Given problem => Only lines holding the word "xlabel" should be copied from the material.

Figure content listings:
* * * * * * *

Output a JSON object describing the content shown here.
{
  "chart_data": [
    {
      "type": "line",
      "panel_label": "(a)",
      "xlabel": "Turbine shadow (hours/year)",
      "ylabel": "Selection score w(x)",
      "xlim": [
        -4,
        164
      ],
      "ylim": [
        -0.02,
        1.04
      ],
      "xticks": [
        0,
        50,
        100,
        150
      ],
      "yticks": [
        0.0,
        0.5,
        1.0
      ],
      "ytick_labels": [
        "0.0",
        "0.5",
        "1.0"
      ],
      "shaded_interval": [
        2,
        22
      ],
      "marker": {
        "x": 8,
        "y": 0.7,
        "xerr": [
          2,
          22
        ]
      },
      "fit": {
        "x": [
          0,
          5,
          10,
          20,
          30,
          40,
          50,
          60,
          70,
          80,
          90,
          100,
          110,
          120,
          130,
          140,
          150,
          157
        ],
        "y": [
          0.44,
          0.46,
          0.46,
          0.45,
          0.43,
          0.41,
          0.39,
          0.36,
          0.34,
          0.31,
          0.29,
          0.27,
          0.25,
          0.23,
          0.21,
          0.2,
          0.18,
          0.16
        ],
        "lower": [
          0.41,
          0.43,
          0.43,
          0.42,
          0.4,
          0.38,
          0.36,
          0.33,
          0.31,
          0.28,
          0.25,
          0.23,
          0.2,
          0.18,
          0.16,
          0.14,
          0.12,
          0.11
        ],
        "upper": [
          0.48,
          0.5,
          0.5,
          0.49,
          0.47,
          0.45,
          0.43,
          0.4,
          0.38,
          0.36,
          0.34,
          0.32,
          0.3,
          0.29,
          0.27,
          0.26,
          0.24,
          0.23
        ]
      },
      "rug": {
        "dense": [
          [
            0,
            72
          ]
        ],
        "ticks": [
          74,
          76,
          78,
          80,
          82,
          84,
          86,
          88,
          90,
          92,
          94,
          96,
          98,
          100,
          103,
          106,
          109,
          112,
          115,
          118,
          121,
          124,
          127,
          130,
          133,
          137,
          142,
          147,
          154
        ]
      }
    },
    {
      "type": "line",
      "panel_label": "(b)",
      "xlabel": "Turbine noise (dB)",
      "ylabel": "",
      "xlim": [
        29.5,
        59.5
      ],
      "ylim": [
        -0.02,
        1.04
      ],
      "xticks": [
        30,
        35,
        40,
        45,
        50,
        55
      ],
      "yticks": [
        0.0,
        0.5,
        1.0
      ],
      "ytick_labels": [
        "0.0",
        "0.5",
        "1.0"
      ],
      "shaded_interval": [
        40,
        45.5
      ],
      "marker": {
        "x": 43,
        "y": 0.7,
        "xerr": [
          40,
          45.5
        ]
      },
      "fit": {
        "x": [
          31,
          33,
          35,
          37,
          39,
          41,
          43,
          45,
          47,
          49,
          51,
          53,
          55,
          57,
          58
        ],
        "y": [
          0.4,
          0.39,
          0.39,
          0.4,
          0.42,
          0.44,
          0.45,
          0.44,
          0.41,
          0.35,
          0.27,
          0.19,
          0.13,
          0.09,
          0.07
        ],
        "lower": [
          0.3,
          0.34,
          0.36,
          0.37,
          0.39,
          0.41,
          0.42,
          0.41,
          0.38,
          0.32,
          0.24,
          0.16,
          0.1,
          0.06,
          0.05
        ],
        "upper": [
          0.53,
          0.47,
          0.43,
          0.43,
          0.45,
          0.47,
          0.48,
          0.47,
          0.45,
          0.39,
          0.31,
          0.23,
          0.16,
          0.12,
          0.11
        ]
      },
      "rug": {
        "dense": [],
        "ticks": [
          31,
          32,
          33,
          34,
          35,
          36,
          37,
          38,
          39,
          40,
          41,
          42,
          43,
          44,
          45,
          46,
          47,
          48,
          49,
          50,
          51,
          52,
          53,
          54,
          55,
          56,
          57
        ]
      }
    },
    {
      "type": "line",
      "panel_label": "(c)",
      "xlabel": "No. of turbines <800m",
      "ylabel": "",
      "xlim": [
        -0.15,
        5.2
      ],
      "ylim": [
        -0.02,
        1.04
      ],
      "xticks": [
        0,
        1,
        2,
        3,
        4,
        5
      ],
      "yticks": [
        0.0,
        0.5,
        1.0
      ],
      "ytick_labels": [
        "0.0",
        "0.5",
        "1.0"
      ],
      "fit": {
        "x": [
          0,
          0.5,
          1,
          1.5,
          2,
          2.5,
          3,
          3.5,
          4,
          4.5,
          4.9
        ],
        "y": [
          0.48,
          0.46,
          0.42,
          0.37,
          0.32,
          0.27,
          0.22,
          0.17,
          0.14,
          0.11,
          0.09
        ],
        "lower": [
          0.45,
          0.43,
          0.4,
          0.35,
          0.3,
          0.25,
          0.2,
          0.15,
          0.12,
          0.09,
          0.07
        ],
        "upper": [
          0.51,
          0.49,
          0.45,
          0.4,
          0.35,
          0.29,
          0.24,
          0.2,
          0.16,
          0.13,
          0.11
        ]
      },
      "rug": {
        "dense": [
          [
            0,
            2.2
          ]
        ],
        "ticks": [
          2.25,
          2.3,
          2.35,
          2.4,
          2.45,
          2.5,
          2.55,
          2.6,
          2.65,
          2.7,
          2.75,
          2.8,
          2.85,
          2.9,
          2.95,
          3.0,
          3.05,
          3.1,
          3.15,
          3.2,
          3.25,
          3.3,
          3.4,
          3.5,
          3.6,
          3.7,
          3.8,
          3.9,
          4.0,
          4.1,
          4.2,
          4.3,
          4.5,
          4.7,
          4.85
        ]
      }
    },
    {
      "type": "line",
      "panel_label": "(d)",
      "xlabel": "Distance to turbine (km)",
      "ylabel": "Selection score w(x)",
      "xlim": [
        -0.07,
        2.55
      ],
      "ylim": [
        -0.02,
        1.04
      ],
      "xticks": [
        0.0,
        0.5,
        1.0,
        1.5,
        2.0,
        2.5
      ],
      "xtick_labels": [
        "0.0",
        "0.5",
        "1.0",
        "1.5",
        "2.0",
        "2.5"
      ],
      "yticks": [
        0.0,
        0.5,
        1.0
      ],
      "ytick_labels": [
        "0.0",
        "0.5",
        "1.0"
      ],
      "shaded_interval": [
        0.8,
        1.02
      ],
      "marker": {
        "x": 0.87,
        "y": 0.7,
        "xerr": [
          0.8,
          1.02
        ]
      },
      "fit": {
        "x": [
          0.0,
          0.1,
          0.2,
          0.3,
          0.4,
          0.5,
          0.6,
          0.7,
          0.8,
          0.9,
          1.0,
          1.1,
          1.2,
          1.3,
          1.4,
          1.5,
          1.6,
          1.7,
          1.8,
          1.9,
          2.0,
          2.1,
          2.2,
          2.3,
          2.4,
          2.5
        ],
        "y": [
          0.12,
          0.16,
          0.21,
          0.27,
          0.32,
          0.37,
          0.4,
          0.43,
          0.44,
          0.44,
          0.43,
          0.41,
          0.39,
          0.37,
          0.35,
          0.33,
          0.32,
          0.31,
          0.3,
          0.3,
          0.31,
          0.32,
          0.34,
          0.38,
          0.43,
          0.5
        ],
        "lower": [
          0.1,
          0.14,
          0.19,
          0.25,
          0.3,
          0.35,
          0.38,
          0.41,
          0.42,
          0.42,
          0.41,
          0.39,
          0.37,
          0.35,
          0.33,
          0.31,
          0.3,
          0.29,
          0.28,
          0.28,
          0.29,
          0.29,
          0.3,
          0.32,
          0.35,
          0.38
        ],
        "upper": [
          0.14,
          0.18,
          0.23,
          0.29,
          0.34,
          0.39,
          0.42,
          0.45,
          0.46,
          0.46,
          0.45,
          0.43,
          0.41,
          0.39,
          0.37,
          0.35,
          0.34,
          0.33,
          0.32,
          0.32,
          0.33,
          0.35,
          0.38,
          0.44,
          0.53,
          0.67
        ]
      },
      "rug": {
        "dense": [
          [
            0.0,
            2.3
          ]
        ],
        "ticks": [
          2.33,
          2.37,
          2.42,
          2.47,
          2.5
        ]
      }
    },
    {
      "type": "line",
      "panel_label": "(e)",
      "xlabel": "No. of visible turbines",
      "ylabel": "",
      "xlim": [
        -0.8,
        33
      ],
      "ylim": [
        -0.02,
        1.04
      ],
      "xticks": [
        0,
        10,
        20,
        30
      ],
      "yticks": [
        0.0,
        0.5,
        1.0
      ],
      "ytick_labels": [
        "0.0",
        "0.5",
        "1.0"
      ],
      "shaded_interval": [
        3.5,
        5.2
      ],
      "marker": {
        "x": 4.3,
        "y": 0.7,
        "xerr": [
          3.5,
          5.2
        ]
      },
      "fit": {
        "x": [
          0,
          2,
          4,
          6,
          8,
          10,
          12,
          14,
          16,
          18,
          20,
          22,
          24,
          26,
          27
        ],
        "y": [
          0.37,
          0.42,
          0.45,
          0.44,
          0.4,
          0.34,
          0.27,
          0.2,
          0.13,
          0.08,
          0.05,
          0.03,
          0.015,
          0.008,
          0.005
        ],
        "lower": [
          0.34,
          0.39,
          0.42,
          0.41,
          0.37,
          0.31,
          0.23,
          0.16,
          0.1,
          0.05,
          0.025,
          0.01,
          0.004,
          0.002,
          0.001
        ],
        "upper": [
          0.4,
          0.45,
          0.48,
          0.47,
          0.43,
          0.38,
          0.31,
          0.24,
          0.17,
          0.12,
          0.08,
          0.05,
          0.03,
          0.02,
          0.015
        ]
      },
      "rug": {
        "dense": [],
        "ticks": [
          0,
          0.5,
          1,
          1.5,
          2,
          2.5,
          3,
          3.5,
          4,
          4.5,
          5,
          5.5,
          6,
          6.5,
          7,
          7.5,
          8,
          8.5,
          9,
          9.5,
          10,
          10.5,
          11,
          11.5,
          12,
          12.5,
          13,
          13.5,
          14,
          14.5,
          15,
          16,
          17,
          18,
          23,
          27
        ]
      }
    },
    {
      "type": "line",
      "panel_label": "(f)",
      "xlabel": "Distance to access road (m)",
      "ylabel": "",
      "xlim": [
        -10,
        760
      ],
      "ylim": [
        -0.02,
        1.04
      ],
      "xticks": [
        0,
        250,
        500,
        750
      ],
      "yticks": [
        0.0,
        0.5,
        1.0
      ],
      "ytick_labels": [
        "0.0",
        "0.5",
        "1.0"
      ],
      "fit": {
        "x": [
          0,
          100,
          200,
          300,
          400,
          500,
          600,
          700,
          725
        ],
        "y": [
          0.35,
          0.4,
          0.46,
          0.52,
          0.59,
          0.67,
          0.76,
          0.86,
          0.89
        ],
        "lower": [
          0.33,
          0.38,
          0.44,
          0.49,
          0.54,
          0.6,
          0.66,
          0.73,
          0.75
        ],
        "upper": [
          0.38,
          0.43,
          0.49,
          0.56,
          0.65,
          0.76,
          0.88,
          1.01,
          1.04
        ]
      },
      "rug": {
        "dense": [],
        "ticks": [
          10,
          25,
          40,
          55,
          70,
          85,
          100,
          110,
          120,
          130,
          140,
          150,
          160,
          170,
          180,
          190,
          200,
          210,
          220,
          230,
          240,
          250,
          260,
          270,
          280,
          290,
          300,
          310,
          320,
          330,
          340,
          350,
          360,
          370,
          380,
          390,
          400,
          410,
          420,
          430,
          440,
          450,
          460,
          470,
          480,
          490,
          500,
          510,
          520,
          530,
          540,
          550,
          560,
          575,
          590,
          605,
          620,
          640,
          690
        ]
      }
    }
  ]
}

* * * * * * *

Output below =>
      "xlabel": "Turbine shadow (hours/year)",
      "xlabel": "Turbine noise (dB)",
      "xlabel": "No. of turbines <800m",
      "xlabel": "Distance to turbine (km)",
      "xlabel": "No. of visible turbines",
      "xlabel": "Distance to access road (m)",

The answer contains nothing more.